* **EXCERPT**
Our Blog

5 Reasons Why Mosaik Design Uses Design-Build

writing why
(Source: emagic)

We here at Mosaik use a design-build approach in our work, butwhat does that actually mean?

Design-build is an integrated approach that delivers design and construction services under one contract with a single point of responsibility. You might select design-build to achieve the best value while meeting schedule, cost and quality goals.

Design-build encompasses all projects from commercial to residential, including new build and remodeling. Nearly 40% of non-residential design and construction is created with this approach.

bathroom remodel closet

Before starting Mosaik Design, I owned another design-build firm and witnessed how successful the design-build method was with clients firsthand. So, when I started Mosaik Design it was a natural progression as design and construction are two important pieces that make up the greater whole or “mosaic.”

(For more behind-the-scenes details about how I started the company, check out a recent interview I did with Jessica Rust at Cake PDX. I talk about our early beginnings, the advice I wish I’d listened to, and where I get my inspiration. And if you’re a Portland entrepreneur and aren’t reading Cake PDX, you should be!)

remodeled bathroom

To illustrate the “design-build” method, we recently completed a small TV Lift project that illustrates this approach perfectly.

Our client wanted a beautiful, functional way to hide the TV in her family room.  So I began with the design first, which involved sourcing the correct mechanism for the lift and engineering niches into the wall to hide the cable box and misc. TV accessories.  We also discussed the mirror size, frame and strategy to mount it to the mechanism.  This took many conversations with the “build” side of our company as to what was feasible and what the cost would be in the end. This communication is very important as it heads off mistakes and upcharges down the road. When you have both disciplines within the same company, this communication and problem-solving is usually one of the driving principles.

The result is a remote-controlled unit with a gorgeous mirror attached that gently slides down when the TV is in use and back up when it’s not. It is both pretty and functional.

* **TASKS TO CARRY OUT**
1. From the design-build post, copy the passage that begins at the words "5 Reasons Why" and stops after "that actually mean?".
2. According to the design-build post, why were the many conversations with the build side during the TV lift project important?

* **RAW DATA**

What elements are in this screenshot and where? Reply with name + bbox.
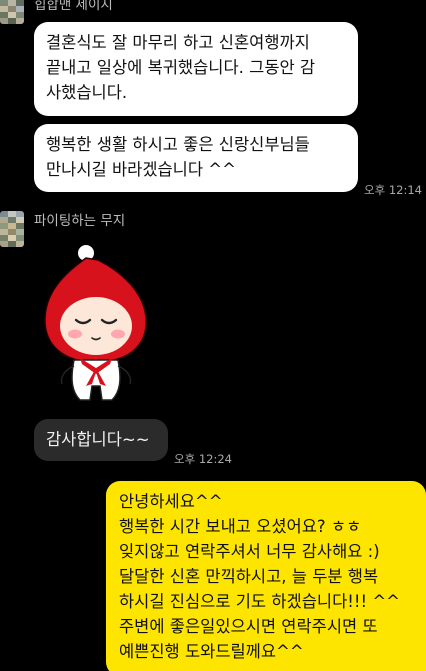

* **PER-TASK ANSWERS**
1.
5 Reasons Why Mosaik Design Uses Design-Build

writing why
(Source: emagic)

We here at Mosaik use a design-build approach in our work, butwhat does that actually mean?

2. Those conversations settled what was feasible and what the final cost would be. The post says this communication matters because it heads off mistakes and upcharges down the road.